Text to read
.....
Tuesday, February 05, 2008

Fat Tuesday

I'm going to keep this short and sweet, since I'm dead tired, sunburnt, and sitting here in my underwear and a purple and green Applejack 'pimp' hat that I caught at Zulu. Beat to my socks, in other words, so I'll forgo the usual expository stuff about Carnival, it's traditions and roots in various communities within the city, how, much to the disbelief of visitors schooled on "Girls Gone Wild" videos, it is actually a festival largely for the benefit of children. I write stuff like that every year, and you can read it here:
http://vancouverjazz.com/jdoheny/2005_02_01_archive.html
and here:http://vancouverjazz.com/jdoheny/2006_03_01_archive.html
and here:http://vancouverjazz.com/jdoheny/2007_02_01_archive.html

A quick aside: I just this minute looked out my front door and saw a crowd of people dressed like Arthurian royalty walk by. I can hear our neighbor Ms. Vera hollering "Awrite baby! Lookin' good!"
.....
Dataset content
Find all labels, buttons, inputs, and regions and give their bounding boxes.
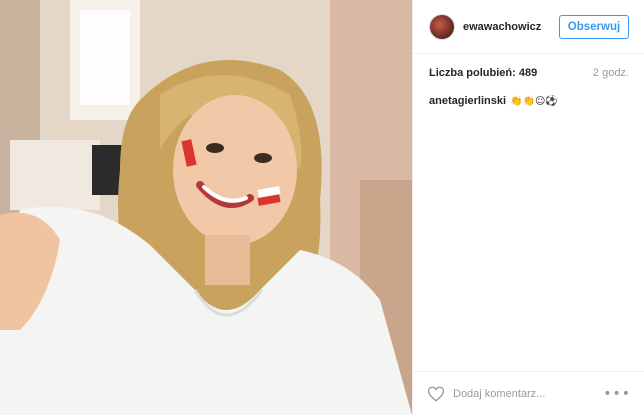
.....
Objectives
**a)** In the Fat Tuesday post, where did the writer catch the purple and green Applejack hat?
**b)** Please continue the Fat Tuesday post, starting after Ms. Vera's shout.

Outputs in order
**a)** At Zulu.

**b)**
Anyway, Zulu was a kick. We met transplanted California bassist Rob Kohler and his family at Jackson and South Saratoga this morning. His wife Michelle proved to be a coconut catching fool, and his kids just loved the parade.


My wife Darlene, while she can't catch coconuts worth a damn, always finds some Indians, this time at the corner of 1st and Loyola.


The big disappointment of the season was the all-women Muses parade last Thursday. We have a number of friends in Muses and were really looking forward to it. Darlene collects the little shoe bracelet things they throw every year, and last year I was able to snag her the coveted 'shoe' throw (a hand-decorated shoe that is Muses equivalent of the Zulu coconut). I like to think I caught it cause I'm cute, but it was probably just somebody I knew. Hard to tell behind the mask.



Anyway, I had a rehearsal that Thursday night that conflicted with Muses. Then the parade got rained out, and rescheduled for friday at eight-ish. We got there at seven thirty, suffered through interminably boring, honky parades like Krewe De Etat and Morpheus, and finally gave up around nine thirty. It was cold. Our feet hurt. The crowds were getting thick, drunk and stupid. We went home.


Turned out they rolled at ten thirty.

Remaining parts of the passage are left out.